--- BEGIN EXERCISE INPUTS ---
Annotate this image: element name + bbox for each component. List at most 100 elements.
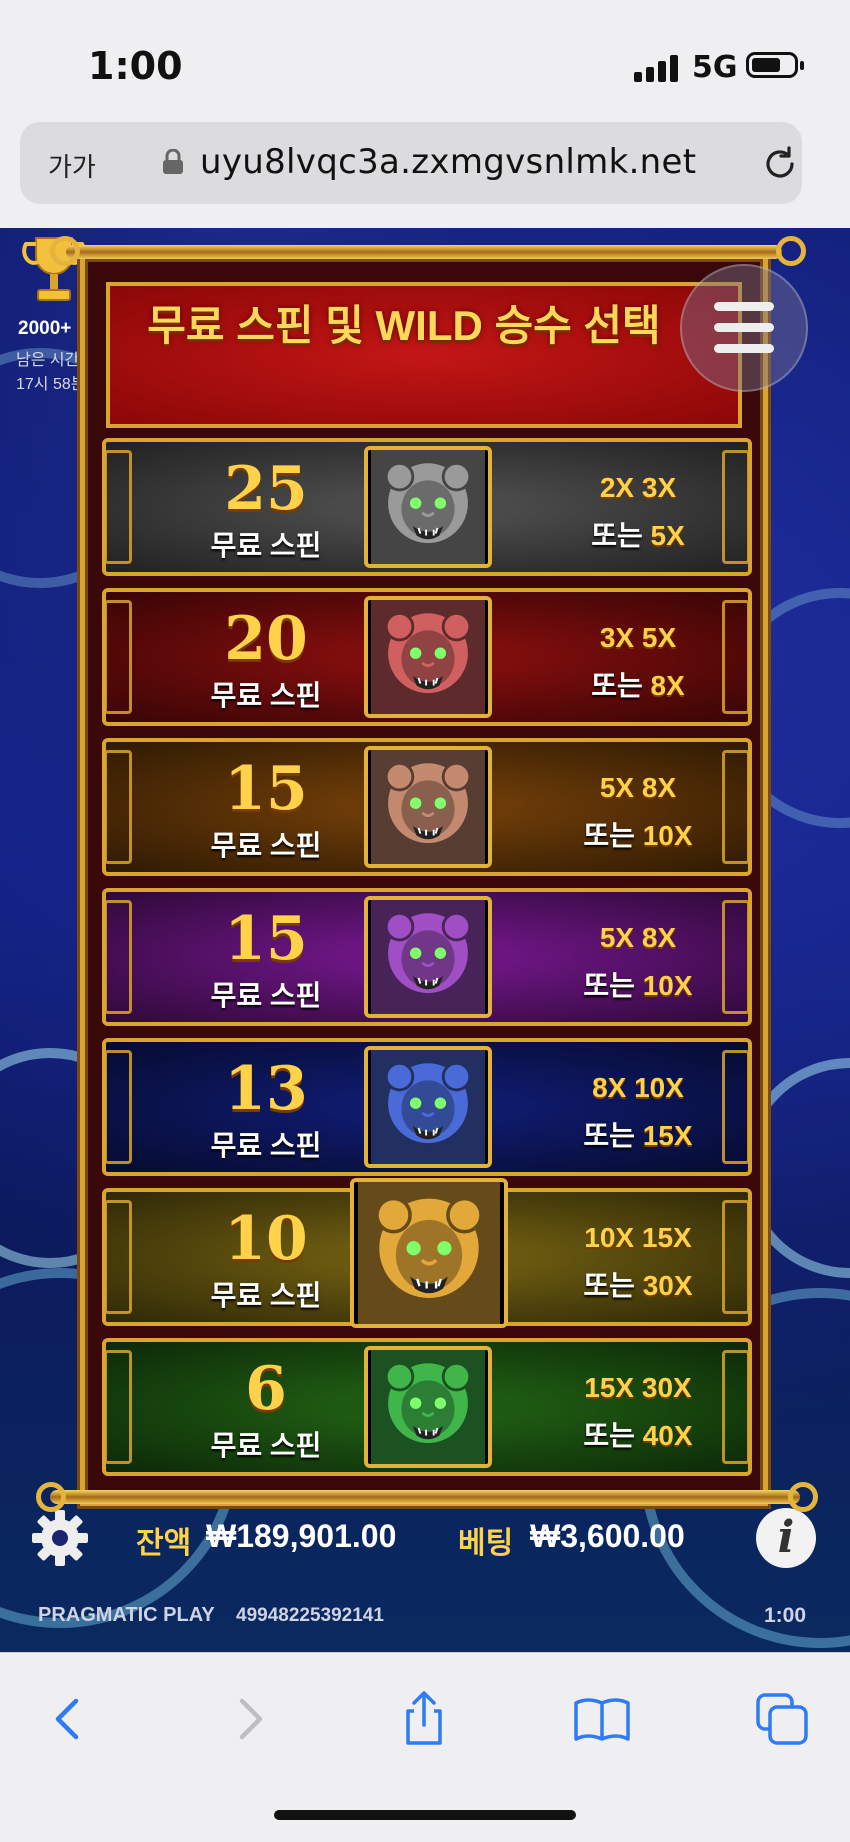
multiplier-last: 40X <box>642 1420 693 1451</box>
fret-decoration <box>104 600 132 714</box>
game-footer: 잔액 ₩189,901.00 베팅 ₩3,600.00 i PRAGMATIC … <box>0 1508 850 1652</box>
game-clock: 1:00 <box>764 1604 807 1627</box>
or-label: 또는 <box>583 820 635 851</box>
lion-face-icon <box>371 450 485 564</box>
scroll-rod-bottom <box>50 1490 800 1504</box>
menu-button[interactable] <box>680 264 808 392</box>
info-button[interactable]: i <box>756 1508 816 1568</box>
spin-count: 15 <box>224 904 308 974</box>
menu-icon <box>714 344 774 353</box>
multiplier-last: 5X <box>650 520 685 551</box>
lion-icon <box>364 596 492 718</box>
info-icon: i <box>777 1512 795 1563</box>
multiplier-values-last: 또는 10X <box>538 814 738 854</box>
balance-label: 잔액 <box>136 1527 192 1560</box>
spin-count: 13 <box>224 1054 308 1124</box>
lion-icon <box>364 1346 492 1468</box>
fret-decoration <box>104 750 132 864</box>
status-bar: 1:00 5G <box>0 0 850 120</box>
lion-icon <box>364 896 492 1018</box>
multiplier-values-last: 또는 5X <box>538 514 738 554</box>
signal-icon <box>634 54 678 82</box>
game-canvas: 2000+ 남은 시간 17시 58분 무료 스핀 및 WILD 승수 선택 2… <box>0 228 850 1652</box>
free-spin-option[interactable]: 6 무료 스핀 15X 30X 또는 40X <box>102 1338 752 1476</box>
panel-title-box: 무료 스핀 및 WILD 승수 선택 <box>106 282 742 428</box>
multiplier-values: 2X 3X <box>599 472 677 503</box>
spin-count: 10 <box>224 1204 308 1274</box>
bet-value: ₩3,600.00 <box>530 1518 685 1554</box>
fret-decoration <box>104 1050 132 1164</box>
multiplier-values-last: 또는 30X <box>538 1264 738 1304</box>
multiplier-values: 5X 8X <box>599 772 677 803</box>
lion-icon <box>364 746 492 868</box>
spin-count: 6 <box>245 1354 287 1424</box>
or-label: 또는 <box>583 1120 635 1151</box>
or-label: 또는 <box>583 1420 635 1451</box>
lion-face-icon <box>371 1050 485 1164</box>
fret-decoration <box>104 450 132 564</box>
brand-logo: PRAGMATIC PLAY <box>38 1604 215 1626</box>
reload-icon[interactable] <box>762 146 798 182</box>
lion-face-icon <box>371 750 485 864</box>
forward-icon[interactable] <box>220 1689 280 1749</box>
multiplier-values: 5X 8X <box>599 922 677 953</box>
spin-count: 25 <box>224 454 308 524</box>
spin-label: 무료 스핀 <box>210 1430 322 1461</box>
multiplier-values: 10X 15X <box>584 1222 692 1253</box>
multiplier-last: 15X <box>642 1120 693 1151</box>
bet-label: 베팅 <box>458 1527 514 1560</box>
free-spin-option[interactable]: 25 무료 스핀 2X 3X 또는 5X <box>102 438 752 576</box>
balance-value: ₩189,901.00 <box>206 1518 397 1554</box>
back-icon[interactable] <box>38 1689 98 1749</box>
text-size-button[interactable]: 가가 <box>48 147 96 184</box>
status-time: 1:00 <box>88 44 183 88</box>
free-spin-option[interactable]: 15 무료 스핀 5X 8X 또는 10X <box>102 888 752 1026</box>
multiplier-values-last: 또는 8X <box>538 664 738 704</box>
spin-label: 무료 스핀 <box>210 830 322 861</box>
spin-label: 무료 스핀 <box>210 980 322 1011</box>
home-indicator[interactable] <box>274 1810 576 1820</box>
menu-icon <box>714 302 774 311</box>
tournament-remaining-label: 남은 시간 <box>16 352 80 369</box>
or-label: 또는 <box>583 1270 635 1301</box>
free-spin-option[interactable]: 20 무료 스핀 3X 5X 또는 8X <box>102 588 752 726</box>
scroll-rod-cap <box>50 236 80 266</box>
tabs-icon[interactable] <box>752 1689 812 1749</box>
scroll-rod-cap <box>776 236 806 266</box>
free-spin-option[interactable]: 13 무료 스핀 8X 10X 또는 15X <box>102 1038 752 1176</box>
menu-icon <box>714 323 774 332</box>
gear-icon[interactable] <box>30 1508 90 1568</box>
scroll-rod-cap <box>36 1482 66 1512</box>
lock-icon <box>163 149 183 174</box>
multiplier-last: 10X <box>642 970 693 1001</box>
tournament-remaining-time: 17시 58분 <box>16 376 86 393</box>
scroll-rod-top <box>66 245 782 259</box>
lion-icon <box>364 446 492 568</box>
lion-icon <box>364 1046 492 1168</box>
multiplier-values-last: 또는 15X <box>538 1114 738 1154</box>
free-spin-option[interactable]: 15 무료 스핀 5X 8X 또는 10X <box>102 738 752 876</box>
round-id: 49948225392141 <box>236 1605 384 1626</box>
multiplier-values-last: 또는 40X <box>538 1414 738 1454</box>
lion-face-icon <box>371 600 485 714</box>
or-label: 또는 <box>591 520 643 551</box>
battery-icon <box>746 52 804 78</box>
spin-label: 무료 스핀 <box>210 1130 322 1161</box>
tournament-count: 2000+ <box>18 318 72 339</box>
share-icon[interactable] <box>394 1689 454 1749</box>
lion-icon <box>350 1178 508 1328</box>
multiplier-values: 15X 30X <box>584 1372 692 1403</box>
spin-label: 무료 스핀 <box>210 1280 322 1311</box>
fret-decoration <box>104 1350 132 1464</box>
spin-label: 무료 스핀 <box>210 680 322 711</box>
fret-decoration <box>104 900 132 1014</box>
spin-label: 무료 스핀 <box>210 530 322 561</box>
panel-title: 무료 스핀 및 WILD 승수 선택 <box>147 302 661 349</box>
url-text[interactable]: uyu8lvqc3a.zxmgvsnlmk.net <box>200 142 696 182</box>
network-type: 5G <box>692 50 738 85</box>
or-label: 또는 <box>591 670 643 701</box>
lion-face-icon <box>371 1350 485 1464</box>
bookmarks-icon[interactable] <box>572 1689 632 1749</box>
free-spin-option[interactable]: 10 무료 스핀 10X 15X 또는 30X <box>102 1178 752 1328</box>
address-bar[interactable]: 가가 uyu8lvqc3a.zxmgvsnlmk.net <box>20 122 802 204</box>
--- END EXERCISE INPUTS ---
--- BEGIN EXERCISE INPUTS ---
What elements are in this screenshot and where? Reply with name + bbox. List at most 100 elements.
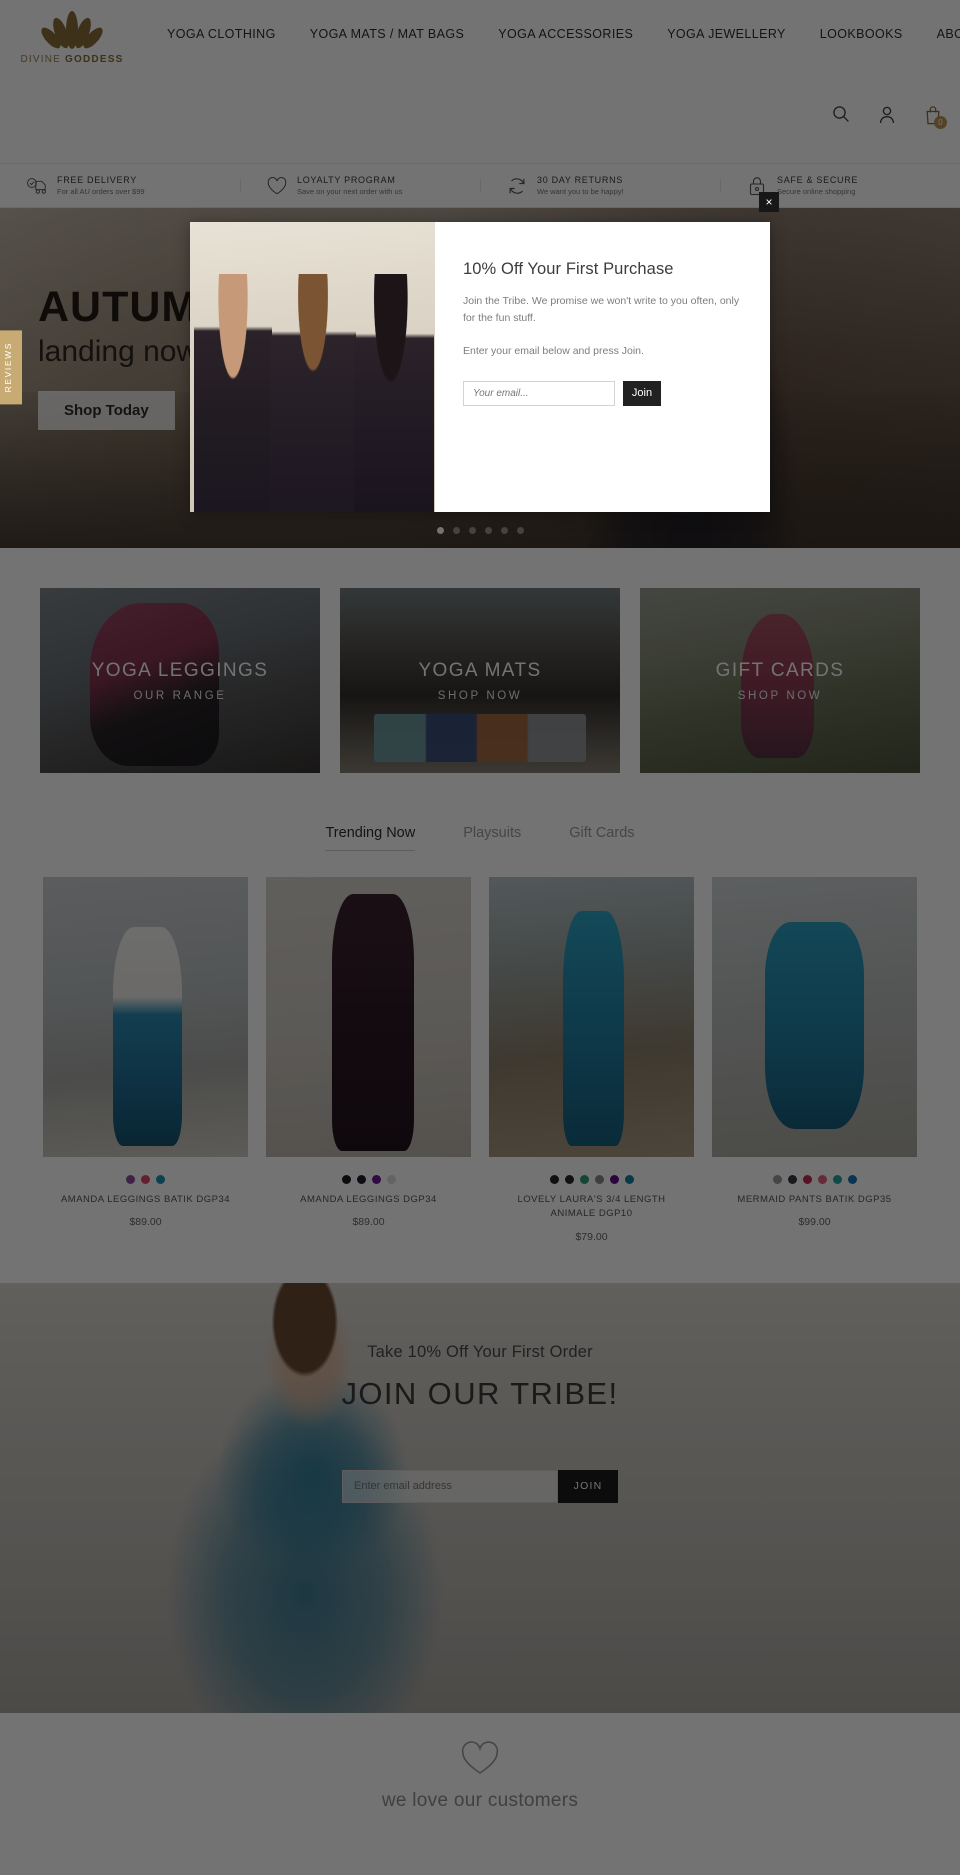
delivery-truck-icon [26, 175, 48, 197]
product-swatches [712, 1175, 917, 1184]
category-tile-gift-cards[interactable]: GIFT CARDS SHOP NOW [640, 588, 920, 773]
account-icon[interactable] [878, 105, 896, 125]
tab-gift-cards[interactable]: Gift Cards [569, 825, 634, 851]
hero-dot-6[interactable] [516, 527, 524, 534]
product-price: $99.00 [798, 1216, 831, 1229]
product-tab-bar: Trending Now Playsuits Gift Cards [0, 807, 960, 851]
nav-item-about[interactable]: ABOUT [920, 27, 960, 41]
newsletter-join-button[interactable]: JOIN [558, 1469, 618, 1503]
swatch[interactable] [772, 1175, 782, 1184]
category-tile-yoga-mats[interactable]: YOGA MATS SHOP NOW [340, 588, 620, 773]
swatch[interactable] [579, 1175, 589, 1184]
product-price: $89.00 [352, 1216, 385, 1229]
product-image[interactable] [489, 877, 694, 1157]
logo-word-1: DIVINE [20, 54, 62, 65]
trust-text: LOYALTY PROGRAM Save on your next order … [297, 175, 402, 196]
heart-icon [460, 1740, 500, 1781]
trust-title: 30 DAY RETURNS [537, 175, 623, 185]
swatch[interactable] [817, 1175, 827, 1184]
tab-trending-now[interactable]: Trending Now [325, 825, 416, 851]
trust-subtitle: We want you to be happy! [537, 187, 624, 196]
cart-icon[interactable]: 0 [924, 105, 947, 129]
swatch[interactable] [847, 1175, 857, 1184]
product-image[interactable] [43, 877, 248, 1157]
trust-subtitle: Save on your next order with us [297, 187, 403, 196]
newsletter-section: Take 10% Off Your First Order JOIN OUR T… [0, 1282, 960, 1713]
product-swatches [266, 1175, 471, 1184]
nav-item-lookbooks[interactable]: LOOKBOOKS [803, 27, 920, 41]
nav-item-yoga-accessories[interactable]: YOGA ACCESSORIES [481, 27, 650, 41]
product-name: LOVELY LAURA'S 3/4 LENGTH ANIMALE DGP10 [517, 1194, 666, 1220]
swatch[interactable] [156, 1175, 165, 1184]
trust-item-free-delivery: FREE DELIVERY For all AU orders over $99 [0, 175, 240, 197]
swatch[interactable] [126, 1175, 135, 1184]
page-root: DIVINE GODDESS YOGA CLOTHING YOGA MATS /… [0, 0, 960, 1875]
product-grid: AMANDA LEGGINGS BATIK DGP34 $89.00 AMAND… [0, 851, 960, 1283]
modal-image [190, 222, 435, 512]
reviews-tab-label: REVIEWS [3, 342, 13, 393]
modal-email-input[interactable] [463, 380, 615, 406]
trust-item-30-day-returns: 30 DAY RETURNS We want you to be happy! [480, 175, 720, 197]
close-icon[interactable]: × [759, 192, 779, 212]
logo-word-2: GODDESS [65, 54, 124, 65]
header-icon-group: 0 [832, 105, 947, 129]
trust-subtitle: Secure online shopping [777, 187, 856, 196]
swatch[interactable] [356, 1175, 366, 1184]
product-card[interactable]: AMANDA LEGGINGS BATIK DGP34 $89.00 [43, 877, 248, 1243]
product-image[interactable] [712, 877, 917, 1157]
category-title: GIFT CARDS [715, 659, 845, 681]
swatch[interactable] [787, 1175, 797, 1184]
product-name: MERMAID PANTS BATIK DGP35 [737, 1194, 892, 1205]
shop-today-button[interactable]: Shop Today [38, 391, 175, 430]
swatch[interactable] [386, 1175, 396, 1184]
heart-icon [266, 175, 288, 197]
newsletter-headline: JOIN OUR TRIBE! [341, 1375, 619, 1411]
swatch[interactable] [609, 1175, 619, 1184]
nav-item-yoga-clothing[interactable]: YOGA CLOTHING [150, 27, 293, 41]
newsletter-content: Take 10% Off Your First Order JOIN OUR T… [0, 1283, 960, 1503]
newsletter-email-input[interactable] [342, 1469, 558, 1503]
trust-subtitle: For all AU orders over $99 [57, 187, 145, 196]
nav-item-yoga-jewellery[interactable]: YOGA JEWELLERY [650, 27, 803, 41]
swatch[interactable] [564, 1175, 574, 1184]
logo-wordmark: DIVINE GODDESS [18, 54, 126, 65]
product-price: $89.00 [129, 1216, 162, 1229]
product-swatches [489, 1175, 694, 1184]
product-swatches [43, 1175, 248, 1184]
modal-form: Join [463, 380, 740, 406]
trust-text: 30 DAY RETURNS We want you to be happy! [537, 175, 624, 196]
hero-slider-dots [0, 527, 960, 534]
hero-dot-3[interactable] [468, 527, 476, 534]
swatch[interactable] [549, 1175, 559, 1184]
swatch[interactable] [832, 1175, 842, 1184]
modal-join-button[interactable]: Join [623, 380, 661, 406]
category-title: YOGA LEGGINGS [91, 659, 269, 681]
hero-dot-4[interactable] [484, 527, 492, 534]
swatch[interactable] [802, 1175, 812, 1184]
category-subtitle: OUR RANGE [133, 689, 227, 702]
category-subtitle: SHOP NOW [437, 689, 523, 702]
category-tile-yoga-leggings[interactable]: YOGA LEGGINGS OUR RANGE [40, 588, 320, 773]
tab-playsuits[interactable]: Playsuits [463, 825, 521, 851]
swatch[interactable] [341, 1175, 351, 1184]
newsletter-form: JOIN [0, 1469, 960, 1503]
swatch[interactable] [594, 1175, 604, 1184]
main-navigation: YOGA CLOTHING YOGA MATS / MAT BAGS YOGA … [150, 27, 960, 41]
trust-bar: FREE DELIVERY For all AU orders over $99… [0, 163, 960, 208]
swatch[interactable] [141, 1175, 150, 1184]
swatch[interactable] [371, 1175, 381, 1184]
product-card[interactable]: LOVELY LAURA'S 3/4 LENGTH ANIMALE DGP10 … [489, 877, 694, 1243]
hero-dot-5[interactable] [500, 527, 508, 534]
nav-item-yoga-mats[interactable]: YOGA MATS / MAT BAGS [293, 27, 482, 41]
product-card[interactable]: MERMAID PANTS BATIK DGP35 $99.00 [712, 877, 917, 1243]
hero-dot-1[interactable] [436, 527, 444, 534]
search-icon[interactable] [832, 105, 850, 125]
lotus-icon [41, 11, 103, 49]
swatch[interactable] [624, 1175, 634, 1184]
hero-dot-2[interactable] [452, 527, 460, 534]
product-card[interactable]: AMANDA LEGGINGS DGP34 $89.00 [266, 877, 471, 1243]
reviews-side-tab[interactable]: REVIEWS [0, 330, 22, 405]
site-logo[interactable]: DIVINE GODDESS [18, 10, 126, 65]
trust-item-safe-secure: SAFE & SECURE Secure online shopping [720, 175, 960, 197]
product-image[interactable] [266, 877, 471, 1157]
--- END EXERCISE INPUTS ---
WORK TO BE COMPLETED: Copy the stretch of material above, from the line containing "delivery-truck-icon [26, 175, 48, 197]" through the line containing "hero-dot-6[interactable] [516, 527, 524, 534]", character for character.

RESPONSE TO THE TASK:
delivery-truck-icon [26, 175, 48, 197]
product-swatches [712, 1175, 917, 1184]
category-tile-gift-cards[interactable]: GIFT CARDS SHOP NOW [640, 588, 920, 773]
account-icon[interactable] [878, 105, 896, 125]
tab-gift-cards[interactable]: Gift Cards [569, 825, 634, 851]
hero-dot-6[interactable] [516, 527, 524, 534]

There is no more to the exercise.